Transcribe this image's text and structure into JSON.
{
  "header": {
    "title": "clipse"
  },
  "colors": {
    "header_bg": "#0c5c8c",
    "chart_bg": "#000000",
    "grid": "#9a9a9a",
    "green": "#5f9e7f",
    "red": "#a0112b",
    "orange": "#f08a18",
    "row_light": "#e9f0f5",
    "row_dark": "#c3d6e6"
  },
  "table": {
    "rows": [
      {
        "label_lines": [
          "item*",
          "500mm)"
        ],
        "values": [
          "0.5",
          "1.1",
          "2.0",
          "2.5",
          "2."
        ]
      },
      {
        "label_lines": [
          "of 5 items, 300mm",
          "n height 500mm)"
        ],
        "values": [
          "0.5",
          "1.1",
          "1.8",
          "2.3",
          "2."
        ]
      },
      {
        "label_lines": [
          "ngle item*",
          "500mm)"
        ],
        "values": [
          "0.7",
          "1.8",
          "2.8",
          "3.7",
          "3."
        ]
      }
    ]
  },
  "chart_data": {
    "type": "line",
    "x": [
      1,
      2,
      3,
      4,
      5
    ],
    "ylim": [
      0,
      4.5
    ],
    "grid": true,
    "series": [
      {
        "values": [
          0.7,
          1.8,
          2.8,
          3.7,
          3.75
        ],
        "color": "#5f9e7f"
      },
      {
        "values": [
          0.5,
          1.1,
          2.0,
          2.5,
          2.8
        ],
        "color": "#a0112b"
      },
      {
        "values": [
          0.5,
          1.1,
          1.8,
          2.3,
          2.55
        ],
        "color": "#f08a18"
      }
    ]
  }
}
※
Task to carry out >>
Set down every line of the listing above again, exactly as given.

Response to the task >>
Transcribe this image's text and structure into JSON.
{
  "header": {
    "title": "clipse"
  },
  "colors": {
    "header_bg": "#0c5c8c",
    "chart_bg": "#000000",
    "grid": "#9a9a9a",
    "green": "#5f9e7f",
    "red": "#a0112b",
    "orange": "#f08a18",
    "row_light": "#e9f0f5",
    "row_dark": "#c3d6e6"
  },
  "table": {
    "rows": [
      {
        "label_lines": [
          "item*",
          "500mm)"
        ],
        "values": [
          "0.5",
          "1.1",
          "2.0",
          "2.5",
          "2."
        ]
      },
      {
        "label_lines": [
          "of 5 items, 300mm",
          "n height 500mm)"
        ],
        "values": [
          "0.5",
          "1.1",
          "1.8",
          "2.3",
          "2."
        ]
      },
      {
        "label_lines": [
          "ngle item*",
          "500mm)"
        ],
        "values": [
          "0.7",
          "1.8",
          "2.8",
          "3.7",
          "3."
        ]
      }
    ]
  },
  "chart_data": {
    "type": "line",
    "x": [
      1,
      2,
      3,
      4,
      5
    ],
    "ylim": [
      0,
      4.5
    ],
    "grid": true,
    "series": [
      {
        "values": [
          0.7,
          1.8,
          2.8,
          3.7,
          3.75
        ],
        "color": "#5f9e7f"
      },
      {
        "values": [
          0.5,
          1.1,
          2.0,
          2.5,
          2.8
        ],
        "color": "#a0112b"
      },
      {
        "values": [
          0.5,
          1.1,
          1.8,
          2.3,
          2.55
        ],
        "color": "#f08a18"
      }
    ]
  }
}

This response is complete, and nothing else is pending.